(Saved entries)
────────
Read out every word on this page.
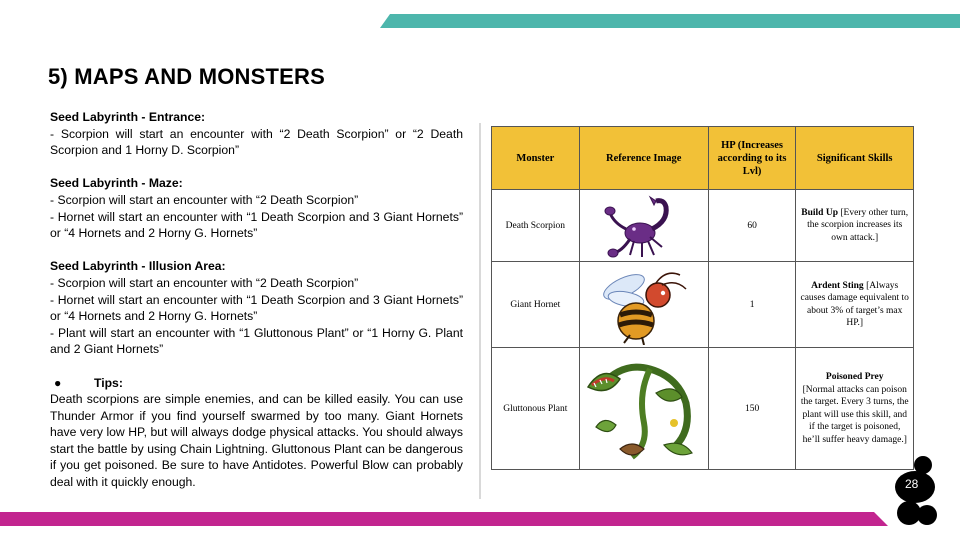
5) MAPS AND MONSTERS

Seed Labyrinth - Entrance:

- Scorpion will start an encounter with “2 Death Scorpion” or “2 Death Scorpion and 1 Horny D. Scorpion”

Seed Labyrinth - Maze:

- Scorpion will start an encounter with “2 Death Scorpion”

- Hornet will start an encounter with “1 Death Scorpion and 3 Giant Hornets” or “4 Hornets and 2 Horny G. Hornets”

Seed Labyrinth - Illusion Area:

- Scorpion will start an encounter with “2 Death Scorpion”

- Hornet will start an encounter with “1 Death Scorpion and 3 Giant Hornets” or “4 Hornets and 2 Horny G. Hornets”

- Plant will start an encounter with “1 Gluttonous Plant” or “1 Horny G. Plant and 2 Giant Hornets”

●	Tips:

Death scorpions are simple enemies, and can be killed easily. You can use Thunder Armor if you find yourself swarmed by too many. Giant Hornets have very low HP, but will always dodge physical attacks. You should always start the battle by using Chain Lightning. Gluttonous Plant can be dangerous if you get poisoned. Be sure to have Antidotes. Powerful Blow can probably deal with it quickly enough.

Monster	Reference Image	HP (Increases according to its Lvl)	Significant Skills
Death Scorpion		60	Build Up [Every other turn, the scorpion increases its own attack.]
Giant Hornet		1	Ardent Sting [Always causes damage equivalent to about 3% of target’s max HP.]
Gluttonous Plant		150	Poisoned Prey
[Normal attacks can poison the target. Every 3 turns, the plant will use this skill, and if the target is poisoned, he’ll suffer heavy damage.]
28
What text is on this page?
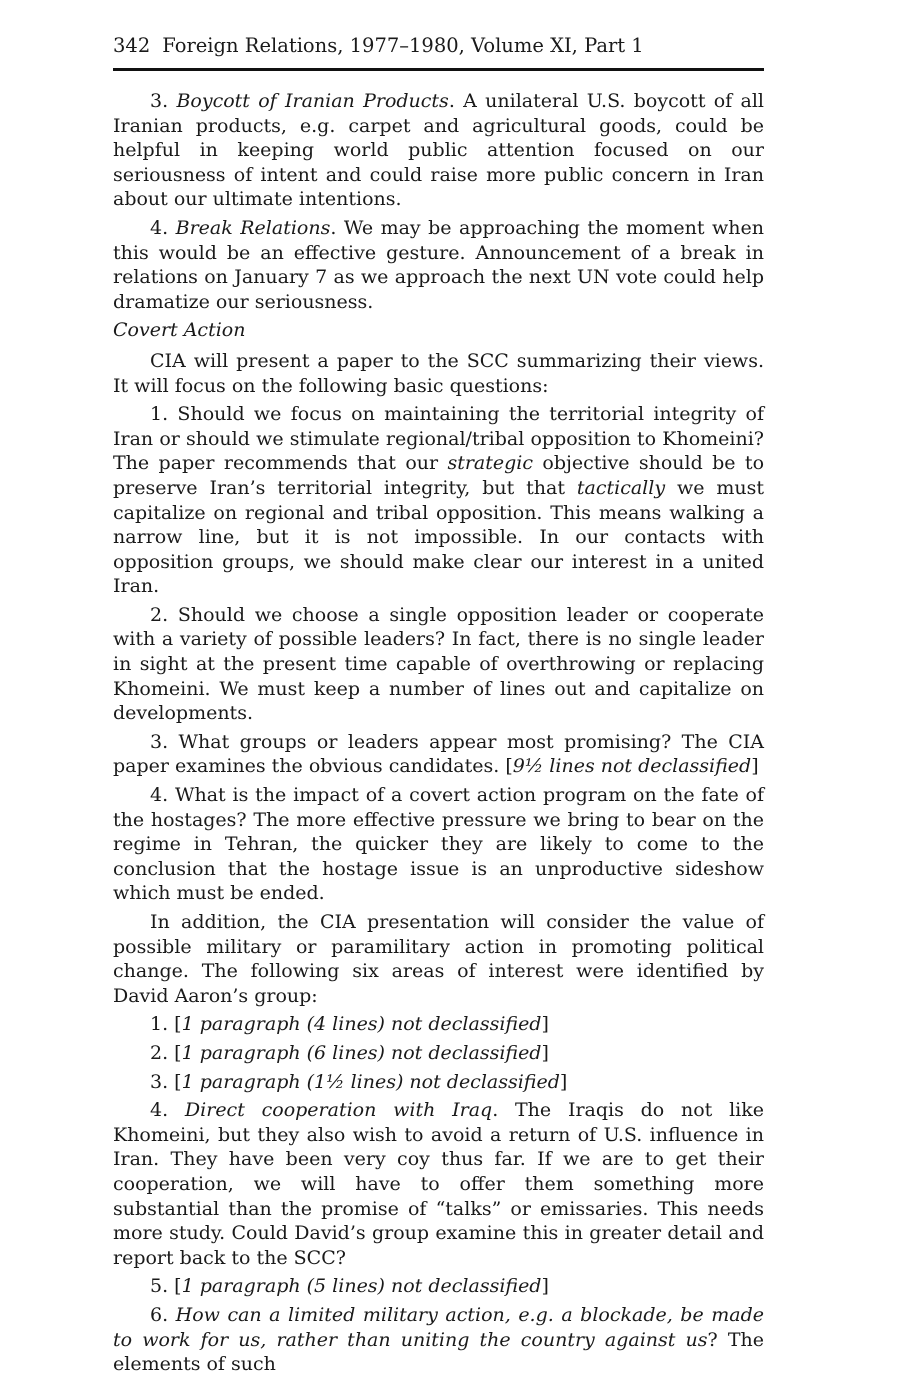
342 Foreign Relations, 1977–1980, Volume XI, Part 1

3. Boycott of Iranian Products. A unilateral U.S. boycott of all Iranian products, e.g. carpet and agricultural goods, could be helpful in keeping world public attention focused on our seriousness of intent and could raise more public concern in Iran about our ultimate intentions.

4. Break Relations. We may be approaching the moment when this would be an effective gesture. Announcement of a break in relations on January 7 as we approach the next UN vote could help dramatize our seriousness.

Covert Action

CIA will present a paper to the SCC summarizing their views. It will focus on the following basic questions:

1. Should we focus on maintaining the territorial integrity of Iran or should we stimulate regional/tribal opposition to Khomeini? The paper recommends that our strategic objective should be to preserve Iran’s territorial integrity, but that tactically we must capitalize on regional and tribal opposition. This means walking a narrow line, but it is not impossible. In our contacts with opposition groups, we should make clear our interest in a united Iran.

2. Should we choose a single opposition leader or cooperate with a variety of possible leaders? In fact, there is no single leader in sight at the present time capable of overthrowing or replacing Khomeini. We must keep a number of lines out and capitalize on developments.

3. What groups or leaders appear most promising? The CIA paper examines the obvious candidates. [9½ lines not declassified]

4. What is the impact of a covert action program on the fate of the hostages? The more effective pressure we bring to bear on the regime in Tehran, the quicker they are likely to come to the conclusion that the hostage issue is an unproductive sideshow which must be ended.

In addition, the CIA presentation will consider the value of possible military or paramilitary action in promoting political change. The following six areas of interest were identified by David Aaron’s group:

1. [1 paragraph (4 lines) not declassified]

2. [1 paragraph (6 lines) not declassified]

3. [1 paragraph (1½ lines) not declassified]

4. Direct cooperation with Iraq. The Iraqis do not like Khomeini, but they also wish to avoid a return of U.S. influence in Iran. They have been very coy thus far. If we are to get their cooperation, we will have to offer them something more substantial than the promise of “talks” or emissaries. This needs more study. Could David’s group examine this in greater detail and report back to the SCC?

5. [1 paragraph (5 lines) not declassified]

6. How can a limited military action, e.g. a blockade, be made to work for us, rather than uniting the country against us? The elements of such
────────
◆ Your instructions
Transcribe all the lines above exactly, apart from the pictures.

◆ Worked solution
Read out every word on this page.
5) MAPS AND MONSTERS

Seed Labyrinth - Entrance:

- Scorpion will start an encounter with “2 Death Scorpion” or “2 Death Scorpion and 1 Horny D. Scorpion”

Seed Labyrinth - Maze:

- Scorpion will start an encounter with “2 Death Scorpion”

- Hornet will start an encounter with “1 Death Scorpion and 3 Giant Hornets” or “4 Hornets and 2 Horny G. Hornets”

Seed Labyrinth - Illusion Area:

- Scorpion will start an encounter with “2 Death Scorpion”

- Hornet will start an encounter with “1 Death Scorpion and 3 Giant Hornets” or “4 Hornets and 2 Horny G. Hornets”

- Plant will start an encounter with “1 Gluttonous Plant” or “1 Horny G. Plant and 2 Giant Hornets”

●	Tips:

Death scorpions are simple enemies, and can be killed easily. You can use Thunder Armor if you find yourself swarmed by too many. Giant Hornets have very low HP, but will always dodge physical attacks. You should always start the battle by using Chain Lightning. Gluttonous Plant can be dangerous if you get poisoned. Be sure to have Antidotes. Powerful Blow can probably deal with it quickly enough.

Monster	Reference Image	HP (Increases according to its Lvl)	Significant Skills
Death Scorpion		60	Build Up [Every other turn, the scorpion increases its own attack.]
Giant Hornet		1	Ardent Sting [Always causes damage equivalent to about 3% of target’s max HP.]
Gluttonous Plant		150	Poisoned Prey
[Normal attacks can poison the target. Every 3 turns, the plant will use this skill, and if the target is poisoned, he’ll suffer heavy damage.]
28
What text is on this page?
342 Foreign Relations, 1977–1980, Volume XI, Part 1

3. Boycott of Iranian Products. A unilateral U.S. boycott of all Iranian products, e.g. carpet and agricultural goods, could be helpful in keeping world public attention focused on our seriousness of intent and could raise more public concern in Iran about our ultimate intentions.

4. Break Relations. We may be approaching the moment when this would be an effective gesture. Announcement of a break in relations on January 7 as we approach the next UN vote could help dramatize our seriousness.

Covert Action

CIA will present a paper to the SCC summarizing their views. It will focus on the following basic questions:

1. Should we focus on maintaining the territorial integrity of Iran or should we stimulate regional/tribal opposition to Khomeini? The paper recommends that our strategic objective should be to preserve Iran’s territorial integrity, but that tactically we must capitalize on regional and tribal opposition. This means walking a narrow line, but it is not impossible. In our contacts with opposition groups, we should make clear our interest in a united Iran.

2. Should we choose a single opposition leader or cooperate with a variety of possible leaders? In fact, there is no single leader in sight at the present time capable of overthrowing or replacing Khomeini. We must keep a number of lines out and capitalize on developments.

3. What groups or leaders appear most promising? The CIA paper examines the obvious candidates. [9½ lines not declassified]

4. What is the impact of a covert action program on the fate of the hostages? The more effective pressure we bring to bear on the regime in Tehran, the quicker they are likely to come to the conclusion that the hostage issue is an unproductive sideshow which must be ended.

In addition, the CIA presentation will consider the value of possible military or paramilitary action in promoting political change. The following six areas of interest were identified by David Aaron’s group:

1. [1 paragraph (4 lines) not declassified]

2. [1 paragraph (6 lines) not declassified]

3. [1 paragraph (1½ lines) not declassified]

4. Direct cooperation with Iraq. The Iraqis do not like Khomeini, but they also wish to avoid a return of U.S. influence in Iran. They have been very coy thus far. If we are to get their cooperation, we will have to offer them something more substantial than the promise of “talks” or emissaries. This needs more study. Could David’s group examine this in greater detail and report back to the SCC?

5. [1 paragraph (5 lines) not declassified]

6. How can a limited military action, e.g. a blockade, be made to work for us, rather than uniting the country against us? The elements of such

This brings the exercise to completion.